[Problem statement] Quote all of the data exactly as given. Skip every picture it contains.

[Records for the task]
-*-

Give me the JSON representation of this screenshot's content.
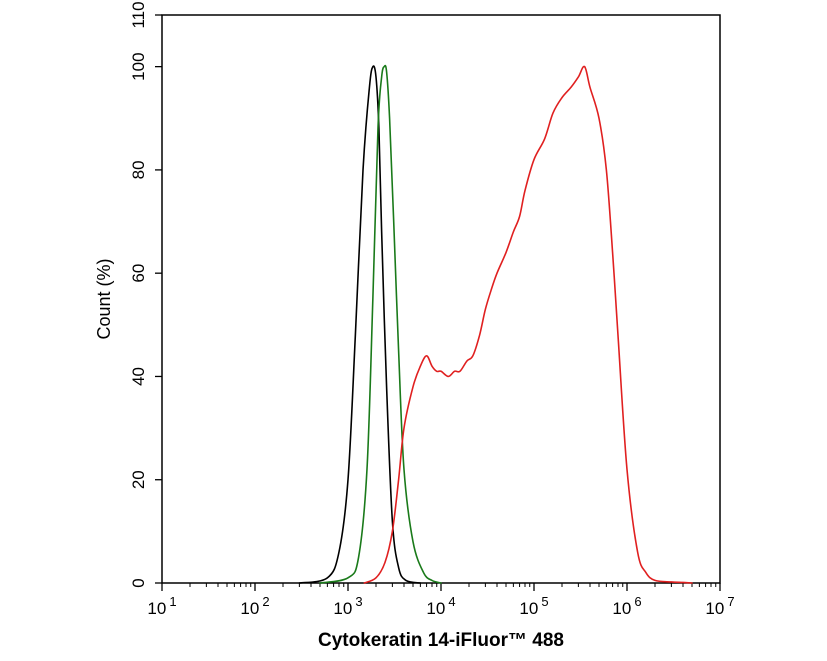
{
  "chart_data": {
    "type": "line",
    "title": "",
    "xlabel": "Cytokeratin 14-iFluor™ 488",
    "ylabel": "Count  (%)",
    "x_scale": "log",
    "xlim": [
      10,
      10000000
    ],
    "ylim": [
      0,
      110
    ],
    "x_ticks": [
      {
        "base": "10",
        "exp": "1",
        "value": 10
      },
      {
        "base": "10",
        "exp": "2",
        "value": 100
      },
      {
        "base": "10",
        "exp": "3",
        "value": 1000
      },
      {
        "base": "10",
        "exp": "4",
        "value": 10000
      },
      {
        "base": "10",
        "exp": "5",
        "value": 100000
      },
      {
        "base": "10",
        "exp": "6",
        "value": 1000000
      },
      {
        "base": "10",
        "exp": "7",
        "value": 10000000
      }
    ],
    "y_ticks": [
      0,
      20,
      40,
      60,
      80,
      100,
      110
    ],
    "grid": false,
    "legend": "none",
    "series": [
      {
        "color": "#000000",
        "x": [
          300,
          600,
          800,
          1000,
          1200,
          1450,
          1700,
          1850,
          2000,
          2150,
          2300,
          2600,
          3000,
          3500,
          4200,
          6000
        ],
        "y": [
          0,
          1,
          6,
          20,
          48,
          80,
          96,
          100,
          98,
          88,
          68,
          38,
          12,
          3,
          0.5,
          0
        ]
      },
      {
        "color": "#1a7a1a",
        "x": [
          500,
          1000,
          1300,
          1600,
          1850,
          2100,
          2300,
          2450,
          2600,
          2800,
          3100,
          3500,
          4000,
          5000,
          6500,
          8000,
          10000
        ],
        "y": [
          0,
          1,
          5,
          22,
          55,
          88,
          98,
          100,
          99,
          90,
          70,
          45,
          22,
          8,
          2,
          0.5,
          0
        ]
      },
      {
        "color": "#e02020",
        "x": [
          1500,
          2000,
          2500,
          3000,
          3500,
          4000,
          5000,
          6000,
          7000,
          8000,
          9000,
          10000,
          12000,
          14000,
          16000,
          19000,
          22000,
          26000,
          30000,
          35000,
          40000,
          50000,
          60000,
          70000,
          80000,
          100000,
          130000,
          160000,
          200000,
          250000,
          300000,
          350000,
          400000,
          500000,
          600000,
          700000,
          800000,
          1000000,
          1300000,
          1600000,
          2000000,
          3000000,
          4000000,
          5000000
        ],
        "y": [
          0,
          1,
          4,
          10,
          20,
          30,
          38,
          42,
          44,
          42,
          41,
          41,
          40,
          41,
          41,
          43,
          44,
          48,
          53,
          57,
          60,
          64,
          68,
          71,
          76,
          82,
          86,
          91,
          94,
          96,
          98,
          100,
          96,
          90,
          80,
          64,
          48,
          22,
          6,
          2,
          0.5,
          0.2,
          0.1,
          0
        ]
      }
    ]
  }
}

-*-

[Exercise response]
Give me the JSON representation of this screenshot's content.
{
  "chart_data": {
    "type": "line",
    "title": "",
    "xlabel": "Cytokeratin 14-iFluor™ 488",
    "ylabel": "Count  (%)",
    "x_scale": "log",
    "xlim": [
      10,
      10000000
    ],
    "ylim": [
      0,
      110
    ],
    "x_ticks": [
      {
        "base": "10",
        "exp": "1",
        "value": 10
      },
      {
        "base": "10",
        "exp": "2",
        "value": 100
      },
      {
        "base": "10",
        "exp": "3",
        "value": 1000
      },
      {
        "base": "10",
        "exp": "4",
        "value": 10000
      },
      {
        "base": "10",
        "exp": "5",
        "value": 100000
      },
      {
        "base": "10",
        "exp": "6",
        "value": 1000000
      },
      {
        "base": "10",
        "exp": "7",
        "value": 10000000
      }
    ],
    "y_ticks": [
      0,
      20,
      40,
      60,
      80,
      100,
      110
    ],
    "grid": false,
    "legend": "none",
    "series": [
      {
        "color": "#000000",
        "x": [
          300,
          600,
          800,
          1000,
          1200,
          1450,
          1700,
          1850,
          2000,
          2150,
          2300,
          2600,
          3000,
          3500,
          4200,
          6000
        ],
        "y": [
          0,
          1,
          6,
          20,
          48,
          80,
          96,
          100,
          98,
          88,
          68,
          38,
          12,
          3,
          0.5,
          0
        ]
      },
      {
        "color": "#1a7a1a",
        "x": [
          500,
          1000,
          1300,
          1600,
          1850,
          2100,
          2300,
          2450,
          2600,
          2800,
          3100,
          3500,
          4000,
          5000,
          6500,
          8000,
          10000
        ],
        "y": [
          0,
          1,
          5,
          22,
          55,
          88,
          98,
          100,
          99,
          90,
          70,
          45,
          22,
          8,
          2,
          0.5,
          0
        ]
      },
      {
        "color": "#e02020",
        "x": [
          1500,
          2000,
          2500,
          3000,
          3500,
          4000,
          5000,
          6000,
          7000,
          8000,
          9000,
          10000,
          12000,
          14000,
          16000,
          19000,
          22000,
          26000,
          30000,
          35000,
          40000,
          50000,
          60000,
          70000,
          80000,
          100000,
          130000,
          160000,
          200000,
          250000,
          300000,
          350000,
          400000,
          500000,
          600000,
          700000,
          800000,
          1000000,
          1300000,
          1600000,
          2000000,
          3000000,
          4000000,
          5000000
        ],
        "y": [
          0,
          1,
          4,
          10,
          20,
          30,
          38,
          42,
          44,
          42,
          41,
          41,
          40,
          41,
          41,
          43,
          44,
          48,
          53,
          57,
          60,
          64,
          68,
          71,
          76,
          82,
          86,
          91,
          94,
          96,
          98,
          100,
          96,
          90,
          80,
          64,
          48,
          22,
          6,
          2,
          0.5,
          0.2,
          0.1,
          0
        ]
      }
    ]
  }
}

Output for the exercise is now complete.